TASK DIRECTIONS: Go through the material and write it all out exactly, minus the pictures.
***** PROVIDED INFORMATION *****
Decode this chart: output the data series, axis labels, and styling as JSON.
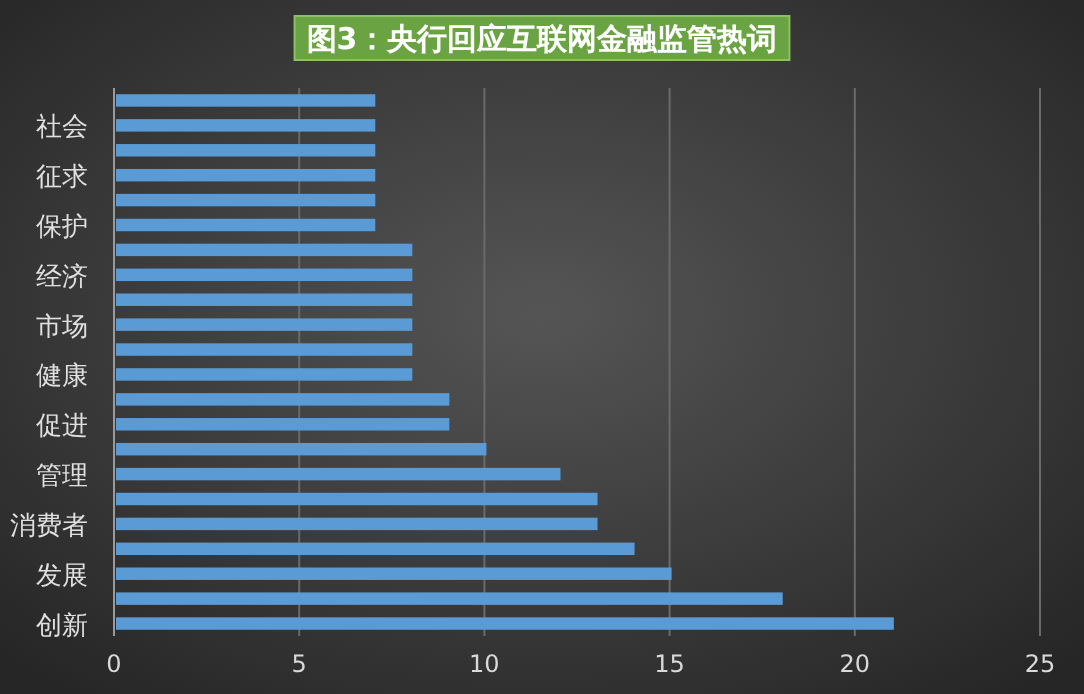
{
  "chart_data": {
    "type": "bar",
    "orientation": "horizontal",
    "title": "图3：央行回应互联网金融监管热词",
    "categories": [
      null,
      "社会",
      null,
      "征求",
      null,
      "保护",
      null,
      "经济",
      null,
      "市场",
      null,
      "健康",
      null,
      "促进",
      null,
      "管理",
      null,
      "消费者",
      null,
      "发展",
      null,
      "创新"
    ],
    "values": [
      7,
      7,
      7,
      7,
      7,
      7,
      8,
      8,
      8,
      8,
      8,
      8,
      9,
      9,
      10,
      12,
      13,
      13,
      14,
      15,
      18,
      21
    ],
    "color": "#5b9bd5",
    "xlim": [
      0,
      25
    ],
    "xticks": [
      0,
      5,
      10,
      15,
      20,
      25
    ],
    "grid": "x"
  }
}
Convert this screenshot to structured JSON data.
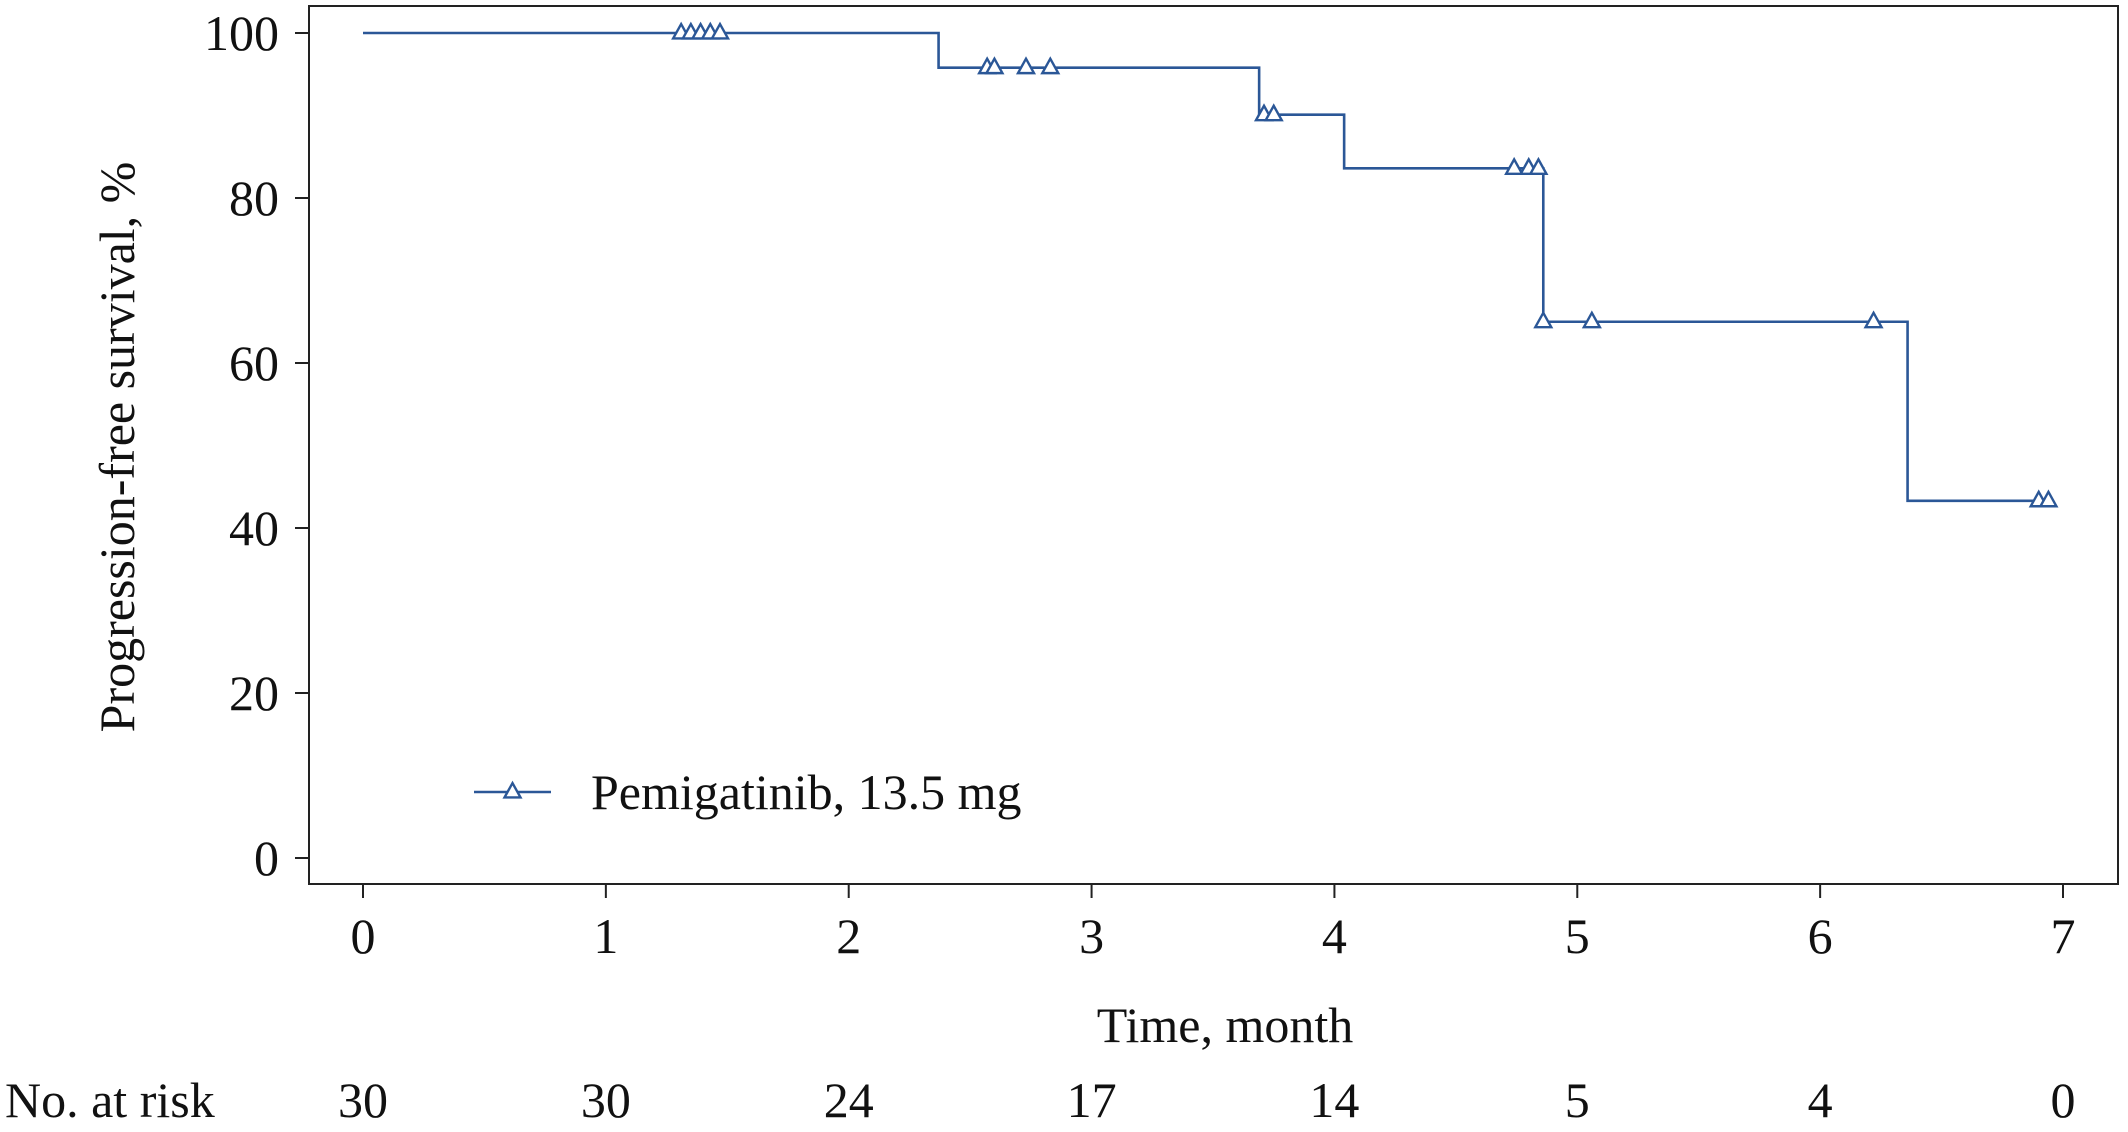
*****
EXERCISE RESPONSE:
Decode this chart: output the data series, axis labels, and styling as JSON.
{
  "chart_data": {
    "type": "bar",
    "orientation": "horizontal",
    "title": "图3：央行回应互联网金融监管热词",
    "categories": [
      null,
      "社会",
      null,
      "征求",
      null,
      "保护",
      null,
      "经济",
      null,
      "市场",
      null,
      "健康",
      null,
      "促进",
      null,
      "管理",
      null,
      "消费者",
      null,
      "发展",
      null,
      "创新"
    ],
    "values": [
      7,
      7,
      7,
      7,
      7,
      7,
      8,
      8,
      8,
      8,
      8,
      8,
      9,
      9,
      10,
      12,
      13,
      13,
      14,
      15,
      18,
      21
    ],
    "color": "#5b9bd5",
    "xlim": [
      0,
      25
    ],
    "xticks": [
      0,
      5,
      10,
      15,
      20,
      25
    ],
    "grid": "x"
  }
}
Convert this screenshot to structured JSON data.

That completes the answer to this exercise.